Page excerpt below:

With the Arti RPC subsystem (that's Arti's equivalent of C Tor's
control port), when your app authenticates an Arti RPC connection, it
gets an Object ID for an object called a Session.  According to this
proposal as amended at [tospec!280], you open a SOCKS connection
within a session by setting your username to
`<torS0X>1session_id_goes_here`.  (Note that Session IDs are fairly
long, and deliberately hard to guess.)

Taken together, this would make it possible to add a SocksPort flag
that means "Don't allow any SOCKS connections unless they are on a
session."

With this flag, if your application is already authenticating with
Arti RPC and linking its sockets via the mechanism defined here, it
would be allowed to connect, but Arti would shut out any application
that wasn't configured to do so.

Seems to me that this would also solve our problem, although if sessions IDs are being used as capabilities then maybe it would be good to make it an explicit part of Tor's threat model that session IDs must not only be hard to guess, but should be treated as confidential (not logged, etc)? Which is maybe just a viewpoint/documentation change.

End of Page excerpt.
Data section below:

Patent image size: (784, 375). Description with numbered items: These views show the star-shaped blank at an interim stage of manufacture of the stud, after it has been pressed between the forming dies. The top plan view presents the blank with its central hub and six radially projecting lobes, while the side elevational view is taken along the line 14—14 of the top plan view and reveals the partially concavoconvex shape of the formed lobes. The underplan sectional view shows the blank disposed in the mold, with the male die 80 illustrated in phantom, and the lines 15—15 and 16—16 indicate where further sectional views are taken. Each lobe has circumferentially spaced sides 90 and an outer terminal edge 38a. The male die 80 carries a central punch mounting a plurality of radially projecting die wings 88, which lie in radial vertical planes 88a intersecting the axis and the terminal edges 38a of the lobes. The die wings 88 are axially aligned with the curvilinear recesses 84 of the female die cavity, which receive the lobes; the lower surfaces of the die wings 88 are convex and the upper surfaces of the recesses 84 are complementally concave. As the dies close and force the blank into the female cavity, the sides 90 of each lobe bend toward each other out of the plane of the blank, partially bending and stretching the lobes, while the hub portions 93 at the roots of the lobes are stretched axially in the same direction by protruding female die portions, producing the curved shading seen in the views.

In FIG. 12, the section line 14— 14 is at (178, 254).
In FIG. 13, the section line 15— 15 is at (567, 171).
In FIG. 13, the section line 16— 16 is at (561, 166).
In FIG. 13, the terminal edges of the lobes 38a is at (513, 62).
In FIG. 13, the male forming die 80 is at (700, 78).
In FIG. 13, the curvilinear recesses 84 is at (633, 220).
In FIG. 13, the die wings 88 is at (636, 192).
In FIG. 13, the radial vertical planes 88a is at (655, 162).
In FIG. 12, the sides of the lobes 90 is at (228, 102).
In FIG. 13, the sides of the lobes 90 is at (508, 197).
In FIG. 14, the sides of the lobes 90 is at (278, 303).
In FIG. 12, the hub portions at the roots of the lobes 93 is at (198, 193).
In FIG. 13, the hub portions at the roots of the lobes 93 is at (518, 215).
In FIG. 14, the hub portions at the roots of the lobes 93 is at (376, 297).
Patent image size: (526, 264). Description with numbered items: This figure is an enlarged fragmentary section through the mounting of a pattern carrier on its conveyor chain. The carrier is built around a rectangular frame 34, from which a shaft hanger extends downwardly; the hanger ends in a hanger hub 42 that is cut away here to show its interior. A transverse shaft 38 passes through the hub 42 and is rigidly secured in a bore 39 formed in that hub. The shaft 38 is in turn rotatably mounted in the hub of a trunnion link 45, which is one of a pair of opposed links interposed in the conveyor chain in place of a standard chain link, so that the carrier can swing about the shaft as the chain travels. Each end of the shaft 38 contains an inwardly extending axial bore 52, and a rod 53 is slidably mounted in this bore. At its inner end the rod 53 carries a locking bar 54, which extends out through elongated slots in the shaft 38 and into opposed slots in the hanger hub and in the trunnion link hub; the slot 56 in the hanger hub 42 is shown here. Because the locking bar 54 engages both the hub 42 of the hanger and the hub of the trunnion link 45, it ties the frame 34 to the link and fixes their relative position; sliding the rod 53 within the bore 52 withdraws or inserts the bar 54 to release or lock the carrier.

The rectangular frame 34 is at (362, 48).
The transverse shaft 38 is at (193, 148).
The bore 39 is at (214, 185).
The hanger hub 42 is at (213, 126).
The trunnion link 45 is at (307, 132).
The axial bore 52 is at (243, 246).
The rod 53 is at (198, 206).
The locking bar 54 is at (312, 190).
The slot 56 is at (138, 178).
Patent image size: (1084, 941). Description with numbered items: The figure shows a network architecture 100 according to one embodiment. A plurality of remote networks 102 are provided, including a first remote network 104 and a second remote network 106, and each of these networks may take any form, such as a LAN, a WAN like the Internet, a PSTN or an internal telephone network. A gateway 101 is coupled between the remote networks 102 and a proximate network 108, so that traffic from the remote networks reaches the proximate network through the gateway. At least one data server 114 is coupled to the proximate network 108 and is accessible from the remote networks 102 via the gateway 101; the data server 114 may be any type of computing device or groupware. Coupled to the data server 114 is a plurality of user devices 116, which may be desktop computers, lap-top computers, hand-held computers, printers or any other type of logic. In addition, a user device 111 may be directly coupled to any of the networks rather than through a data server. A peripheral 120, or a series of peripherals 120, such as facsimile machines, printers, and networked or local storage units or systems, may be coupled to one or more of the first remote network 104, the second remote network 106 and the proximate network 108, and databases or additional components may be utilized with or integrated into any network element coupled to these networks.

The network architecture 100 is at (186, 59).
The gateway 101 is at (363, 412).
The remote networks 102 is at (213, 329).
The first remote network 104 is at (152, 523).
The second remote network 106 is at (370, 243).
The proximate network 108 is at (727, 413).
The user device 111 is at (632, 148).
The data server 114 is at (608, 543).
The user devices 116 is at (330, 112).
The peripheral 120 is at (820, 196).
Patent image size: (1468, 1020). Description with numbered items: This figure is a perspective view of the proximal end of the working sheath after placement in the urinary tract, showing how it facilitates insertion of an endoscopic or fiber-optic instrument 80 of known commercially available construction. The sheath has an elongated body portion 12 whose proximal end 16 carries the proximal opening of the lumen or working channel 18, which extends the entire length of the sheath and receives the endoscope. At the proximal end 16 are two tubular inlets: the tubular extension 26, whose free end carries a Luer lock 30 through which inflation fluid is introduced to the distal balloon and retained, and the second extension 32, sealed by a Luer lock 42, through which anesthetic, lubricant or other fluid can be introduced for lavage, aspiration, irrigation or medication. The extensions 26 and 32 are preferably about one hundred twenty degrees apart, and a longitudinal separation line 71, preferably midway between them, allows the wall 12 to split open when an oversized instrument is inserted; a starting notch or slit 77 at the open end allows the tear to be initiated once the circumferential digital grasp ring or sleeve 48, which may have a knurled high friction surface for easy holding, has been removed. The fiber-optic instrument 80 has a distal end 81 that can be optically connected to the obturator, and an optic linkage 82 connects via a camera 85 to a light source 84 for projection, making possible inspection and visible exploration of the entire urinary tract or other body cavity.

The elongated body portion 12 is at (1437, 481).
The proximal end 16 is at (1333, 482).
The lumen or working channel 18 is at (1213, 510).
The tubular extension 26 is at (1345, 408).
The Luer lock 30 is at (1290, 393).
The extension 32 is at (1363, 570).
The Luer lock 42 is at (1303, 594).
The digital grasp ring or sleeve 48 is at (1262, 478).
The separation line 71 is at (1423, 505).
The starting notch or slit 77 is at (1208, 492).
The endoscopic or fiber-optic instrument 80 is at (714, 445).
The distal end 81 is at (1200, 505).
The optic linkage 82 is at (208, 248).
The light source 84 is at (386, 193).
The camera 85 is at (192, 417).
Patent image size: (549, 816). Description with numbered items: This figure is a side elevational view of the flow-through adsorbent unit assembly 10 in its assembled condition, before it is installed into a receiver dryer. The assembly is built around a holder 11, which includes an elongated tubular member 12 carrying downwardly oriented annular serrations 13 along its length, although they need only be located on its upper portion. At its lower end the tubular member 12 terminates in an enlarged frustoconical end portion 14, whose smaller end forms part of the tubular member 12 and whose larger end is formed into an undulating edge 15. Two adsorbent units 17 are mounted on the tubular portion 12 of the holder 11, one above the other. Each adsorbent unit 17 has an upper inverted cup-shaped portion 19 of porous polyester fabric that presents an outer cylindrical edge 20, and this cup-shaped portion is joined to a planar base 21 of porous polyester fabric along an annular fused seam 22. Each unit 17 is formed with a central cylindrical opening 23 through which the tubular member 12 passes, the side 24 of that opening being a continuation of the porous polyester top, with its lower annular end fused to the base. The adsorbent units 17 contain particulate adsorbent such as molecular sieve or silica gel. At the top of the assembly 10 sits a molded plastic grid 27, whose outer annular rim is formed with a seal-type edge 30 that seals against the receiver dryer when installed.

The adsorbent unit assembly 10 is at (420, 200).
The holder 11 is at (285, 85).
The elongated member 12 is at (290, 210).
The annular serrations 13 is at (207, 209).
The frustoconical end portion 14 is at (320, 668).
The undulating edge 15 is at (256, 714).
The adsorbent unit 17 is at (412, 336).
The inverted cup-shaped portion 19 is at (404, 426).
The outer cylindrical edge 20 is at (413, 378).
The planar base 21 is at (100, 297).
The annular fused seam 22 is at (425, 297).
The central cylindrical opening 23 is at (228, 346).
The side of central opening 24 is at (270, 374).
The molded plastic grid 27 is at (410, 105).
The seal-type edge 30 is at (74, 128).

End of Data section.

Task directions:
Extend the discussion of Arti RPC sessions and session-only SOCKS connections, continuing from its last sentence.

Exercise answer:
## Philosophical answer: what are we restricting here and why?

It's not immediately clear to me _why_ it's considered a risk for
another application to be able to open connections through the same
Tor proxy as yours.  Naturally, you wouldn't want another app to use
the same circuits as yours, but you can mostly[^1] solve that by
setting your username/password to any hard-to-guess random values, and
having stream isolation code take care of that for you.

I guess that we might worry about side-channel attacks, where a
hostile application is sending traffic through the Tor proxy in order
to introduce a timing signal into your traffic?  But any application
with network access could do that, whether it has Tor access or not.

[^1]: Actually, wait.  There's a possible problem here when you're
making lots of onion service connections, since IIRC in C Tor onion
service circuits aren't affected by isolation.  But in Arti, they are.
So at least that problem will go away as Arti moves to the fore.

Good to know that C Tor's onion service circuits aren't affected by isolation - although we aren't using isolation at the moment so it doesn't have an immediate impact.

I don't honestly know what risk the auditors had in mind when they flagged the issue of controlling access to the SOCKS port. I'll follow up with them about that. But I think it's probably fair to say that being able to send traffic through the Tor client's guard connection might plausibly make traffic manipulation attacks easier than just being able to send traffic over the same network interface as the guard connection. Although I don't know if a handwavy "hmm this seems like an attack surface" is enough to justify a feature request. :)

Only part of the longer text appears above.